Autres éléments de preuve
[13] À mon avis, l’agent a également minimisé l’importance de l’affidavit dans lequel la demanderesse affirmait que les enfants de sexe féminin faisaient l’objet de pressions familiales pour subir l’« intervention traditionnelle », parce qu’il estimait que ce témoignage était intéressé. Cette conclusion aurait pu être raisonnable, n’eût été le fait que la demanderesse a elle‑même dû subir une MGF en raison des pressions exercées par sa famille. Ce fait appuie fortement l’allégation formulée par la demanderesse au sujet des pressions familiales. L’agent aurait dû accorder une grande importance à ce facteur, mais il ne l’a pas fait.
Conclusion
[14] Pour ces motifs, je conclus que la décision et les conclusions de l’agent ne sont pas justifiées, transparentes ou intelligibles et qu’elles n’appartiennent pas « aux issues possibles acceptables pouvant se justifier au regard des faits et du droit » comme l’exige l’arrêt Dunsmuir c Nouveau‑Brunswick, 2008 CSC 9, au paragraphe 47. Par conséquent, la décision doit être annulée.

++++++++++++++++++++

Reproduisez intégralement le texte du document ci-dessus, sans en modifier un seul mot.

[Entrées de données]:
++++++++++++++++++++

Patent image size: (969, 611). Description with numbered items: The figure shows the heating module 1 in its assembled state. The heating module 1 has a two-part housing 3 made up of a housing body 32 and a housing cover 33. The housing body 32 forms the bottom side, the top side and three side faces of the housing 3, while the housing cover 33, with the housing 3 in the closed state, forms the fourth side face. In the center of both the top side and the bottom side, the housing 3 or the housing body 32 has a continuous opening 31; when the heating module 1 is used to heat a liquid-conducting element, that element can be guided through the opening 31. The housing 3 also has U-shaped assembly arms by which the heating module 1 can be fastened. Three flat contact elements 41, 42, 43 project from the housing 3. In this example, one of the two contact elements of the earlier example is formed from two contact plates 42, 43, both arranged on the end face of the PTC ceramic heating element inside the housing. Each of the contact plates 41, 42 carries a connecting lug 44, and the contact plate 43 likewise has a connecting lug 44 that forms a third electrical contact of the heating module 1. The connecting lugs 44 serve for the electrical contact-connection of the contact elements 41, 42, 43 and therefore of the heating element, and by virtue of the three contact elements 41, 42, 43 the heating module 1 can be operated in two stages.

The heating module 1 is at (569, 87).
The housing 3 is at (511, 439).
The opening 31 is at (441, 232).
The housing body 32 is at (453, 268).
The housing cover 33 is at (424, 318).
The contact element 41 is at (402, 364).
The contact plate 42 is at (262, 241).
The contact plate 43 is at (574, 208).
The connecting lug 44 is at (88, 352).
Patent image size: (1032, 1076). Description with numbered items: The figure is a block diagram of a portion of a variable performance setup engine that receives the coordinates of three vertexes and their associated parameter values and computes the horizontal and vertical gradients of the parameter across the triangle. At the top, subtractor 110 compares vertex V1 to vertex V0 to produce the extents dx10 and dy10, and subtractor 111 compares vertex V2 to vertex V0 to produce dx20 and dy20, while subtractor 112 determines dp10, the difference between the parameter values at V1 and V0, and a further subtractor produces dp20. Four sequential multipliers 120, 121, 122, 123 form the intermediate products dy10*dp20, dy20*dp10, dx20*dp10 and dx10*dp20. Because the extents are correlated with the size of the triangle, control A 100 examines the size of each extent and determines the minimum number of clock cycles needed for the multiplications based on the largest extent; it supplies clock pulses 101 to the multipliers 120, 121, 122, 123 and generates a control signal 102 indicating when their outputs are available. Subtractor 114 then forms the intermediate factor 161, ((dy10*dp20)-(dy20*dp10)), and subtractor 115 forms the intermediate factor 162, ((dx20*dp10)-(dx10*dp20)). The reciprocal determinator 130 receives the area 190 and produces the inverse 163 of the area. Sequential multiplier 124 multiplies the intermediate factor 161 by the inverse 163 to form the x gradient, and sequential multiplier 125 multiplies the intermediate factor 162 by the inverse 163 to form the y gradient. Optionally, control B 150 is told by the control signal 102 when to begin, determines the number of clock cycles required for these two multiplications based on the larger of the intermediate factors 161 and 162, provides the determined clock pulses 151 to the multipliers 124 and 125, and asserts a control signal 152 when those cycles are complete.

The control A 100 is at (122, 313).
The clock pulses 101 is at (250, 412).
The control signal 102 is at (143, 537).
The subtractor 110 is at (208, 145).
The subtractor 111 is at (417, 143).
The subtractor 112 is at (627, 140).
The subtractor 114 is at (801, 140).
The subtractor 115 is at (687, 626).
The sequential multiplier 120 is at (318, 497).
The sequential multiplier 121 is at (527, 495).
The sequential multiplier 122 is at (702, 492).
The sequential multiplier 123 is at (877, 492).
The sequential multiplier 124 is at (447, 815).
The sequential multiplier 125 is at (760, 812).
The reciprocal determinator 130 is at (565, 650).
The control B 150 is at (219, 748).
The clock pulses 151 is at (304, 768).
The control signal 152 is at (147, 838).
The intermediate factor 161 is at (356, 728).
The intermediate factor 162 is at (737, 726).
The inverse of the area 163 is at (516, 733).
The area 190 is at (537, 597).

++++++++++++++++++++

[Corrigé]:
Autres éléments de preuve
[13] À mon avis, l’agent a également minimisé l’importance de l’affidavit dans lequel la demanderesse affirmait que les enfants de sexe féminin faisaient l’objet de pressions familiales pour subir l’« intervention traditionnelle », parce qu’il estimait que ce témoignage était intéressé. Cette conclusion aurait pu être raisonnable, n’eût été le fait que la demanderesse a elle‑même dû subir une MGF en raison des pressions exercées par sa famille. Ce fait appuie fortement l’allégation formulée par la demanderesse au sujet des pressions familiales. L’agent aurait dû accorder une grande importance à ce facteur, mais il ne l’a pas fait.
Conclusion
[14] Pour ces motifs, je conclus que la décision et les conclusions de l’agent ne sont pas justifiées, transparentes ou intelligibles et qu’elles n’appartiennent pas « aux issues possibles acceptables pouvant se justifier au regard des faits et du droit » comme l’exige l’arrêt Dunsmuir c Nouveau‑Brunswick, 2008 CSC 9, au paragraphe 47. Par conséquent, la décision doit être annulée.